Extract all lines that hold the string "increases".

* BEGIN *

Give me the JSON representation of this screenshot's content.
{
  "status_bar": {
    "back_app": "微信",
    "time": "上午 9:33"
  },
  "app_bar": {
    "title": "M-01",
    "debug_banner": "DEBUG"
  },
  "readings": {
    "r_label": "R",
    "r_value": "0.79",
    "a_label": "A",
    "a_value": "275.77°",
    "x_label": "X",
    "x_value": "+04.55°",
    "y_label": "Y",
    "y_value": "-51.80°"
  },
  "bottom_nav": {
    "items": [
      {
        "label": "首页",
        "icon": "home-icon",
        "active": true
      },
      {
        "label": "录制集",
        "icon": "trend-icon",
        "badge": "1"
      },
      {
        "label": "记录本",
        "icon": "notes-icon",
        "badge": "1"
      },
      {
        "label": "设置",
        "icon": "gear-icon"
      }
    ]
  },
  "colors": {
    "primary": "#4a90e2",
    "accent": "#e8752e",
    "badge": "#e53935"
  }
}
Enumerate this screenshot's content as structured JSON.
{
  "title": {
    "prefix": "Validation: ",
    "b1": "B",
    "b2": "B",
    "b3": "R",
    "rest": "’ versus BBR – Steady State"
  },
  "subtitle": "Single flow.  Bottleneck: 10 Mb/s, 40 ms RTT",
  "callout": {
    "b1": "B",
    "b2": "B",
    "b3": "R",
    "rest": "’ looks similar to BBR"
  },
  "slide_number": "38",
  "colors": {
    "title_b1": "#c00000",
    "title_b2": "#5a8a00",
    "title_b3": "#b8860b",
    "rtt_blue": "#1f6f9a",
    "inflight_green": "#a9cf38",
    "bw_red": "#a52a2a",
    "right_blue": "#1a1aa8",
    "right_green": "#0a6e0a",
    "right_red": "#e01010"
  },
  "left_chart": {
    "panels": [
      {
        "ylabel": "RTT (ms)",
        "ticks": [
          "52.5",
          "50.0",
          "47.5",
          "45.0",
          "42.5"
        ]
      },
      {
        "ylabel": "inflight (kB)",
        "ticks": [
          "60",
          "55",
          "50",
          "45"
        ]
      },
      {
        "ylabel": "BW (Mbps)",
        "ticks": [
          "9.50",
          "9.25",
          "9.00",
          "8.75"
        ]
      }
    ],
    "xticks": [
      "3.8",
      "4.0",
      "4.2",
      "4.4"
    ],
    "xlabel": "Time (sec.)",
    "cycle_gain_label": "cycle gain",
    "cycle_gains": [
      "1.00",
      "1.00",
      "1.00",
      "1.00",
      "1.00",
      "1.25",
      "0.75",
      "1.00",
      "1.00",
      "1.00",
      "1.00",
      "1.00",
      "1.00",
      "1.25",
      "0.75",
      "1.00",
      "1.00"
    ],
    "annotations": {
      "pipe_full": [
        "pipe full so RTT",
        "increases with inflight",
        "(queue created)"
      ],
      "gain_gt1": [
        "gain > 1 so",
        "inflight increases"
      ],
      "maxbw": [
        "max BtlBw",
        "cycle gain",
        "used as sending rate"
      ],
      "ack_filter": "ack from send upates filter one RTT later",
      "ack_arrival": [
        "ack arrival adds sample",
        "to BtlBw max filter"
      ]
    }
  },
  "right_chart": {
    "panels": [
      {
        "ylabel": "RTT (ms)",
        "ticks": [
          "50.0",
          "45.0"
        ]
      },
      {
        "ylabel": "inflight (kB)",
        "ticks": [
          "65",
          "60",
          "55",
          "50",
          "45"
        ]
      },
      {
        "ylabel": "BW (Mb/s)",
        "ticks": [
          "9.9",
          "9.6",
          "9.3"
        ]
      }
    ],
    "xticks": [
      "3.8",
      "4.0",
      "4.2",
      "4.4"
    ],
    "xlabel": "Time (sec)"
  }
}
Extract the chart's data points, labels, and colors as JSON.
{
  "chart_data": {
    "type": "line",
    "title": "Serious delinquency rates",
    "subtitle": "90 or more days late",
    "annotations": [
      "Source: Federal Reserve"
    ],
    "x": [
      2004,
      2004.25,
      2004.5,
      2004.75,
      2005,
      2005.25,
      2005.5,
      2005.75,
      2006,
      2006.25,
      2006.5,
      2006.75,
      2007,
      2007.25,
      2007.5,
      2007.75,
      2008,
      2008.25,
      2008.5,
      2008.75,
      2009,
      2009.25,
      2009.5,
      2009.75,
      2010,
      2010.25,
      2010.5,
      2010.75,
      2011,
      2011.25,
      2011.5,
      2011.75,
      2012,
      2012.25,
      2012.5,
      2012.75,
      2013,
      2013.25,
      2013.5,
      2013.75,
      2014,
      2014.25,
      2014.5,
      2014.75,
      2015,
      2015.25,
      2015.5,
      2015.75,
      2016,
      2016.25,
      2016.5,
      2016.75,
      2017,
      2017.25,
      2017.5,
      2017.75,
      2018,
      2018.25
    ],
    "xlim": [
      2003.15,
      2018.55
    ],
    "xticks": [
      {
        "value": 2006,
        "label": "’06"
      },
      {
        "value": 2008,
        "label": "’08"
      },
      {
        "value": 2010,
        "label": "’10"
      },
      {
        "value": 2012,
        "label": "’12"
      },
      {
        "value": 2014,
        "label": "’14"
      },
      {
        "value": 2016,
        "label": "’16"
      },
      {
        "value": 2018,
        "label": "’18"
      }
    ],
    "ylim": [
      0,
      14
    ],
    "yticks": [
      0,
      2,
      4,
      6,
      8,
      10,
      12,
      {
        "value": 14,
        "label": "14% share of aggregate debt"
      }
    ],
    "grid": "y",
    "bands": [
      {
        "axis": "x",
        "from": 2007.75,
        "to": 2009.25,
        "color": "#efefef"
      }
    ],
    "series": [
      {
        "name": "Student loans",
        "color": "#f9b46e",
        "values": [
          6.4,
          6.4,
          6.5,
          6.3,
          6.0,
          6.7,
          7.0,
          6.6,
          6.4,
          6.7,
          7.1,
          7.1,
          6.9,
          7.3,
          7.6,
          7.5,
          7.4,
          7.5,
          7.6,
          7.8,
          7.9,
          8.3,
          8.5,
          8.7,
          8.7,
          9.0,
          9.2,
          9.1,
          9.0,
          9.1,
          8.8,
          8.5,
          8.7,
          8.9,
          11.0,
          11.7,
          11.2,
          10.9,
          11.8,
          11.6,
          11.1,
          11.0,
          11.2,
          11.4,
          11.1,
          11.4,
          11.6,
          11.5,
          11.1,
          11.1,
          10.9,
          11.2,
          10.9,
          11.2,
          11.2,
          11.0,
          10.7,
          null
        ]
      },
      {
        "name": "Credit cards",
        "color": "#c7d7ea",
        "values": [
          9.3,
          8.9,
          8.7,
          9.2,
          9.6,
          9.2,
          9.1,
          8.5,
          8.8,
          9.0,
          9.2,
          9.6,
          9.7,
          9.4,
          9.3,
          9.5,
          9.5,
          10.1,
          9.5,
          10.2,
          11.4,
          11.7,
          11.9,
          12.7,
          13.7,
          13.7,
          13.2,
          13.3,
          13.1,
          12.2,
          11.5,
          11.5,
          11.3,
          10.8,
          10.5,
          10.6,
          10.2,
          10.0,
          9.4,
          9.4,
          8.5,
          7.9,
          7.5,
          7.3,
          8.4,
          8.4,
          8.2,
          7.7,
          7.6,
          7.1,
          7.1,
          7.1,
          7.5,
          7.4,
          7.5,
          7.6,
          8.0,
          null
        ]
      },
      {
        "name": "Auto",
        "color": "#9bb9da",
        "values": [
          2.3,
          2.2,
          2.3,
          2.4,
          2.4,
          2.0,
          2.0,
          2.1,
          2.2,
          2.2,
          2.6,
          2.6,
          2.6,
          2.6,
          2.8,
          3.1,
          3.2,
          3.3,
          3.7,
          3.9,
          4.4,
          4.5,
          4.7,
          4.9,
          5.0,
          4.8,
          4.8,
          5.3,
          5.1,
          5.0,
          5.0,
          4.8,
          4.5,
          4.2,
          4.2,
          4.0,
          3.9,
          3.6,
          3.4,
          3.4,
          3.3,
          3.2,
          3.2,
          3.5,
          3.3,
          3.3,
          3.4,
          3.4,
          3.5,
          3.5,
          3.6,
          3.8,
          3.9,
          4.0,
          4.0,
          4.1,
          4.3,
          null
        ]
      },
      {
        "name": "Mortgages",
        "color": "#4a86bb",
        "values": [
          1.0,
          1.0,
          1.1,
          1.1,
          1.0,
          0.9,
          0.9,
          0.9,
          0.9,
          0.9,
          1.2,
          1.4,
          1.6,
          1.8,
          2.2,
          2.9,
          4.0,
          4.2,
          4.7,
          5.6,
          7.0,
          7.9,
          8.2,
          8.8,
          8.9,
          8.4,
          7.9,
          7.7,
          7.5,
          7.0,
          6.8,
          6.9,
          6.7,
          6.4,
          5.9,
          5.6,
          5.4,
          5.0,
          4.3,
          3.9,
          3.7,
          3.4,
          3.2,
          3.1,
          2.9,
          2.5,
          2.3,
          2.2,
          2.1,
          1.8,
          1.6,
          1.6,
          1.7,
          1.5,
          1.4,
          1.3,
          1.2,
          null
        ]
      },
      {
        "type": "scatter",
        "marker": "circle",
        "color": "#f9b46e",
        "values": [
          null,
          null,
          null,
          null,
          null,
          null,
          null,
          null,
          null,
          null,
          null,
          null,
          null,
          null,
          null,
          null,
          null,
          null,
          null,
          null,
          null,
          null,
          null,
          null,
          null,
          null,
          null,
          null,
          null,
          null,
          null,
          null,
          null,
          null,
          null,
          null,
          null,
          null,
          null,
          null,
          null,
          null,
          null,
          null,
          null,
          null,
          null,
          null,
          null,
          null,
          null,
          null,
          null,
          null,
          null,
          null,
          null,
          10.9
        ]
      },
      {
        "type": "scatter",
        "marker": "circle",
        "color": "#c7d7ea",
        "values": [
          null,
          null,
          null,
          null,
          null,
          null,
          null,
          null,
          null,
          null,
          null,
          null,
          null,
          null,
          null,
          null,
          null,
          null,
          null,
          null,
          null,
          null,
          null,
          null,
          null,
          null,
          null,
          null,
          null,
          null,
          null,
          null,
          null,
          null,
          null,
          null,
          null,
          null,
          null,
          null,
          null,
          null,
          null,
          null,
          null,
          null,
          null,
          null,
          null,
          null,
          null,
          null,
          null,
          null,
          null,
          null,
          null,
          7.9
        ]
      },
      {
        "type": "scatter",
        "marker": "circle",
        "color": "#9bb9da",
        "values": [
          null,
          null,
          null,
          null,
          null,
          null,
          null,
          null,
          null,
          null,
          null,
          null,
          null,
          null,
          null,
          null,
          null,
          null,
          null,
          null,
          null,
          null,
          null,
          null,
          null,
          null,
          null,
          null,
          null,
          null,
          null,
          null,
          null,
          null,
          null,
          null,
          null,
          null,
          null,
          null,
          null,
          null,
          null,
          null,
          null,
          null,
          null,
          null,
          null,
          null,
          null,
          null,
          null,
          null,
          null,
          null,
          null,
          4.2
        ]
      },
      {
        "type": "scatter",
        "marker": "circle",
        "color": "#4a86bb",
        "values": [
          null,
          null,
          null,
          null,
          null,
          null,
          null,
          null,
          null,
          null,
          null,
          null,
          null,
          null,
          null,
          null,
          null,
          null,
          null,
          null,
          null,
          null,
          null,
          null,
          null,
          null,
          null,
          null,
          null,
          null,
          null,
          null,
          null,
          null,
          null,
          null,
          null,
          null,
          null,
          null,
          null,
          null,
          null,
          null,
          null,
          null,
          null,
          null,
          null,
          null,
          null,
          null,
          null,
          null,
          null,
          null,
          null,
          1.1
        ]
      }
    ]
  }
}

* END *

Answer below
        "increases with inflight",
        "inflight increases"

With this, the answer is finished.